*** Data shown ***
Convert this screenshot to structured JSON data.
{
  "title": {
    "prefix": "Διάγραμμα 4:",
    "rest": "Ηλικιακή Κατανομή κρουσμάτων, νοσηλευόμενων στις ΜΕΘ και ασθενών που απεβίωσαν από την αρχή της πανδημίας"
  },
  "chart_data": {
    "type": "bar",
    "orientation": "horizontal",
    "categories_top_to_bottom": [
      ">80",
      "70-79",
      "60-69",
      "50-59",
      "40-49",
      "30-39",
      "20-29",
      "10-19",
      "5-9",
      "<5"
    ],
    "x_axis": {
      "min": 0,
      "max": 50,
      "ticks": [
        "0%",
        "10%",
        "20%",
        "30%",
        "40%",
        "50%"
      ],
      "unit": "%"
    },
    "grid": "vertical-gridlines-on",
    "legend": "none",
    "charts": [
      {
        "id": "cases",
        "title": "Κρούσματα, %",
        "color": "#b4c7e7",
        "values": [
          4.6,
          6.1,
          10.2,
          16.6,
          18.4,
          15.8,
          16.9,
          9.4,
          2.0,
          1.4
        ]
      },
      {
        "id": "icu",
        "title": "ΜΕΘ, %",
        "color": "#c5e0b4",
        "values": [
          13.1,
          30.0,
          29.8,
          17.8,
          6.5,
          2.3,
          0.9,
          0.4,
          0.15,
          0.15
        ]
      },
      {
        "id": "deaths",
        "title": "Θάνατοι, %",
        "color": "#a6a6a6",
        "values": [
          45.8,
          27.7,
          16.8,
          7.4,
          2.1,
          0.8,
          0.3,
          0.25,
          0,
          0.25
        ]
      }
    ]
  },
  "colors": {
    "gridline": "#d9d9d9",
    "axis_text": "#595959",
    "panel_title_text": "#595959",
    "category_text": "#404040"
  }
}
***
### Set task
Nothing in the data may differ; print all of it exactly as written.

### Response for this exercise
Convert this screenshot to structured JSON data.
{
  "title": {
    "prefix": "Διάγραμμα 4:",
    "rest": "Ηλικιακή Κατανομή κρουσμάτων, νοσηλευόμενων στις ΜΕΘ και ασθενών που απεβίωσαν από την αρχή της πανδημίας"
  },
  "chart_data": {
    "type": "bar",
    "orientation": "horizontal",
    "categories_top_to_bottom": [
      ">80",
      "70-79",
      "60-69",
      "50-59",
      "40-49",
      "30-39",
      "20-29",
      "10-19",
      "5-9",
      "<5"
    ],
    "x_axis": {
      "min": 0,
      "max": 50,
      "ticks": [
        "0%",
        "10%",
        "20%",
        "30%",
        "40%",
        "50%"
      ],
      "unit": "%"
    },
    "grid": "vertical-gridlines-on",
    "legend": "none",
    "charts": [
      {
        "id": "cases",
        "title": "Κρούσματα, %",
        "color": "#b4c7e7",
        "values": [
          4.6,
          6.1,
          10.2,
          16.6,
          18.4,
          15.8,
          16.9,
          9.4,
          2.0,
          1.4
        ]
      },
      {
        "id": "icu",
        "title": "ΜΕΘ, %",
        "color": "#c5e0b4",
        "values": [
          13.1,
          30.0,
          29.8,
          17.8,
          6.5,
          2.3,
          0.9,
          0.4,
          0.15,
          0.15
        ]
      },
      {
        "id": "deaths",
        "title": "Θάνατοι, %",
        "color": "#a6a6a6",
        "values": [
          45.8,
          27.7,
          16.8,
          7.4,
          2.1,
          0.8,
          0.3,
          0.25,
          0,
          0.25
        ]
      }
    ]
  },
  "colors": {
    "gridline": "#d9d9d9",
    "axis_text": "#595959",
    "panel_title_text": "#595959",
    "category_text": "#404040"
  }
}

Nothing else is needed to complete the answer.